[BEGIN INPUT ROWS]

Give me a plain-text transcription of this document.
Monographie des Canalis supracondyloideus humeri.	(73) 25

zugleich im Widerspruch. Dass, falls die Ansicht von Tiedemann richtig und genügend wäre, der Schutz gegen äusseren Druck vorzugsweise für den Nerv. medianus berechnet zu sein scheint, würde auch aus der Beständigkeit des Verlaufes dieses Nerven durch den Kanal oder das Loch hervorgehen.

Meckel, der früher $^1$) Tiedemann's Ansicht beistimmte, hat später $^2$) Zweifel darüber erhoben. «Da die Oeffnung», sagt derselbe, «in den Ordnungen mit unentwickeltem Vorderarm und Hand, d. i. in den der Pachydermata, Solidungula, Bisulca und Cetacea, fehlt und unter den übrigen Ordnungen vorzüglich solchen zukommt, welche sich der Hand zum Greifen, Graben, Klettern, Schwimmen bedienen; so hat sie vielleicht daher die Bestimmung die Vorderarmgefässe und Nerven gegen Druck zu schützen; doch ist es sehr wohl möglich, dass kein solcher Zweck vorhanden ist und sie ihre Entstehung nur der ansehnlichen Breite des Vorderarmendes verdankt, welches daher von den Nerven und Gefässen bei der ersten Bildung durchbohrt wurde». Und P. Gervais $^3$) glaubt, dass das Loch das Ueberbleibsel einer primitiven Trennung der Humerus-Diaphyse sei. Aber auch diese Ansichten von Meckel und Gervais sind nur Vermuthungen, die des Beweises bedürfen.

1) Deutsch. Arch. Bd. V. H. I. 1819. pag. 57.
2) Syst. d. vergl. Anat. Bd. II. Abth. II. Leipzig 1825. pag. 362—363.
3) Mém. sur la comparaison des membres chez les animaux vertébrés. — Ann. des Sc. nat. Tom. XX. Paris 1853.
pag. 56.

[END INPUT ROWS]

JOB.
Print all of the entries exactly as they appear.

EXERCISE RESULT.
Give me a plain-text transcription of this document.
Monographie des Canalis supracondyloideus humeri.	(73) 25

zugleich im Widerspruch. Dass, falls die Ansicht von Tiedemann richtig und genügend wäre, der Schutz gegen äusseren Druck vorzugsweise für den Nerv. medianus berechnet zu sein scheint, würde auch aus der Beständigkeit des Verlaufes dieses Nerven durch den Kanal oder das Loch hervorgehen.

Meckel, der früher $^1$) Tiedemann's Ansicht beistimmte, hat später $^2$) Zweifel darüber erhoben. «Da die Oeffnung», sagt derselbe, «in den Ordnungen mit unentwickeltem Vorderarm und Hand, d. i. in den der Pachydermata, Solidungula, Bisulca und Cetacea, fehlt und unter den übrigen Ordnungen vorzüglich solchen zukommt, welche sich der Hand zum Greifen, Graben, Klettern, Schwimmen bedienen; so hat sie vielleicht daher die Bestimmung die Vorderarmgefässe und Nerven gegen Druck zu schützen; doch ist es sehr wohl möglich, dass kein solcher Zweck vorhanden ist und sie ihre Entstehung nur der ansehnlichen Breite des Vorderarmendes verdankt, welches daher von den Nerven und Gefässen bei der ersten Bildung durchbohrt wurde». Und P. Gervais $^3$) glaubt, dass das Loch das Ueberbleibsel einer primitiven Trennung der Humerus-Diaphyse sei. Aber auch diese Ansichten von Meckel und Gervais sind nur Vermuthungen, die des Beweises bedürfen.

1) Deutsch. Arch. Bd. V. H. I. 1819. pag. 57.
2) Syst. d. vergl. Anat. Bd. II. Abth. II. Leipzig 1825. pag. 362—363.
3) Mém. sur la comparaison des membres chez les animaux vertébrés. — Ann. des Sc. nat. Tom. XX. Paris 1853.
pag. 56.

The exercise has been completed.